> _Instruction_:
Copy each line holding the string "than".

[Collection entries]
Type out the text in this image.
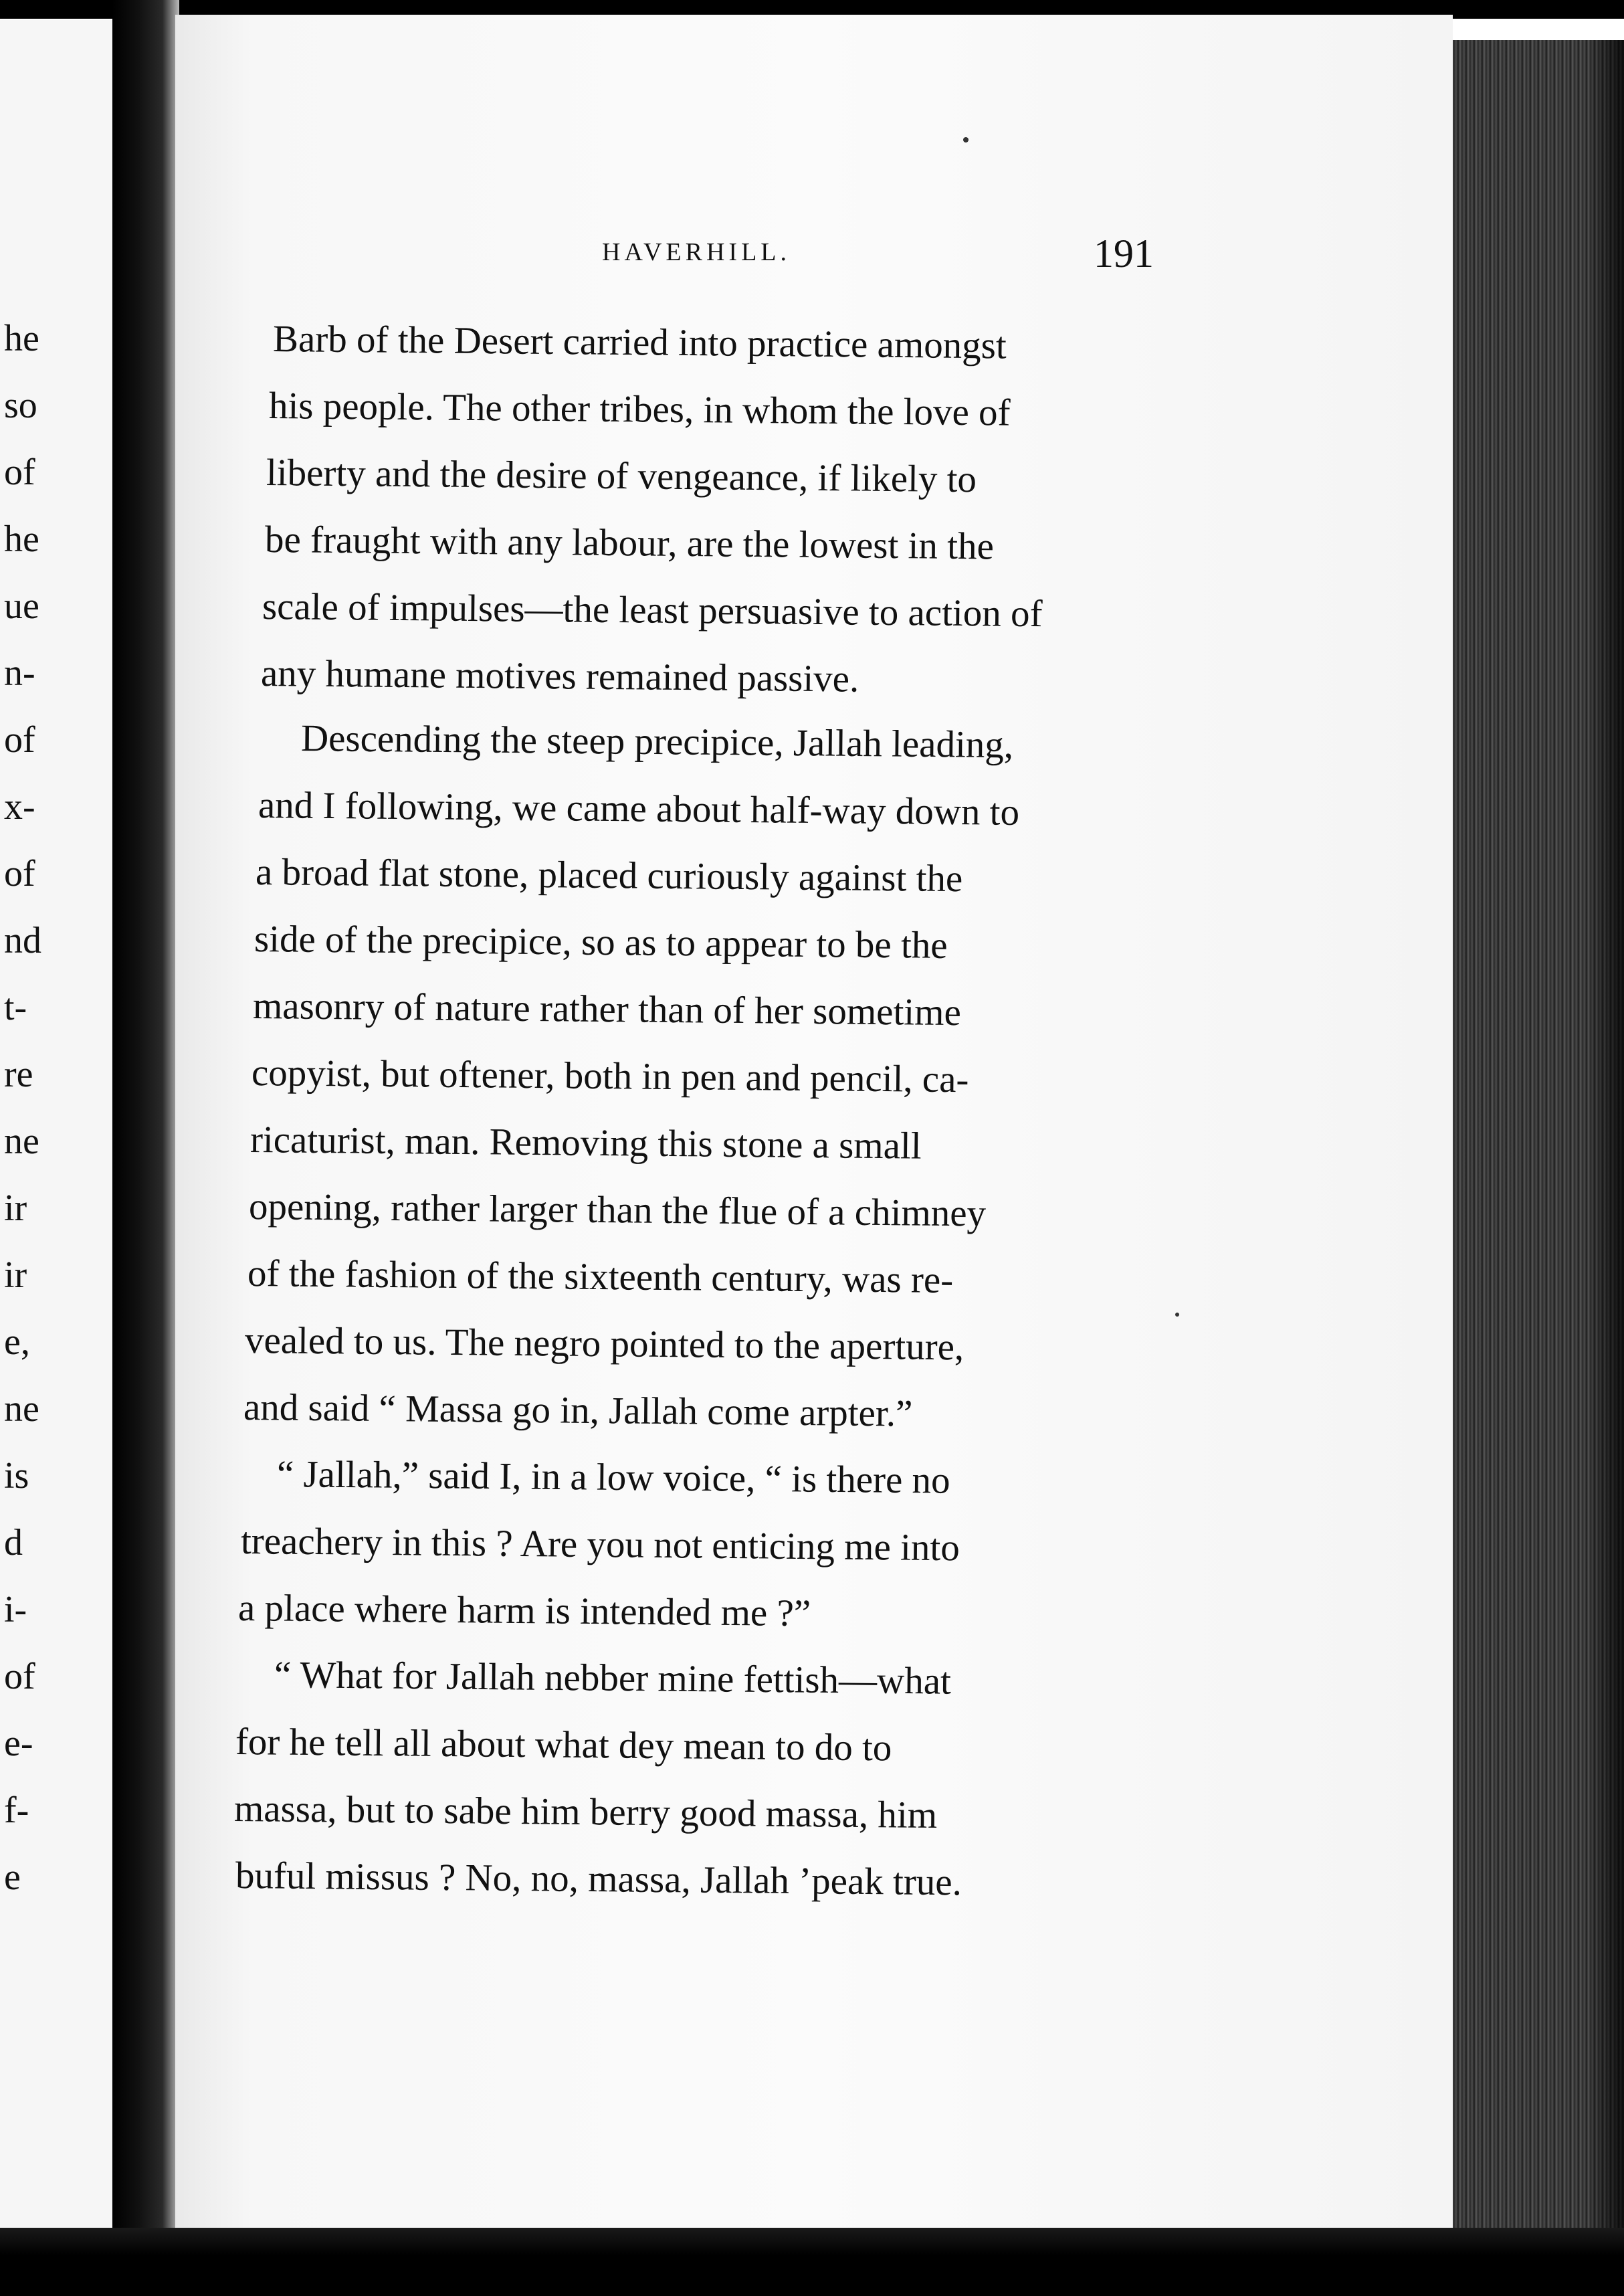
he
so
of
he
ue
n-
of
x-
of
nd
t-
re
ne
ir
ir
e,
ne
is
d
i-
of
e-
f-
e
HAVERHILL.	191
Barb of the Desert carried into practice amongst
his people. The other tribes, in whom the love of
liberty and the desire of vengeance, if likely to
be fraught with any labour, are the lowest in the
scale of impulses—the least persuasive to action of
any humane motives remained passive.
Descending the steep precipice, Jallah leading,
and I following, we came about half-way down to
a broad flat stone, placed curiously against the
side of the precipice, so as to appear to be the
masonry of nature rather than of her sometime
copyist, but oftener, both in pen and pencil, ca-
ricaturist, man. Removing this stone a small
opening, rather larger than the flue of a chimney
of the fashion of the sixteenth century, was re-
vealed to us. The negro pointed to the aperture,
and said “ Massa go in, Jallah come arpter.”
“ Jallah,” said I, in a low voice, “ is there no
treachery in this ? Are you not enticing me into
a place where harm is intended me ?”
“ What for Jallah nebber mine fettish—what
for he tell all about what dey mean to do to
massa, but to sabe him berry good massa, him
buful missus ? No, no, massa, Jallah ’peak true.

> _Exercise output_:
masonry of nature rather than of her sometime
opening, rather larger than the flue of a chimney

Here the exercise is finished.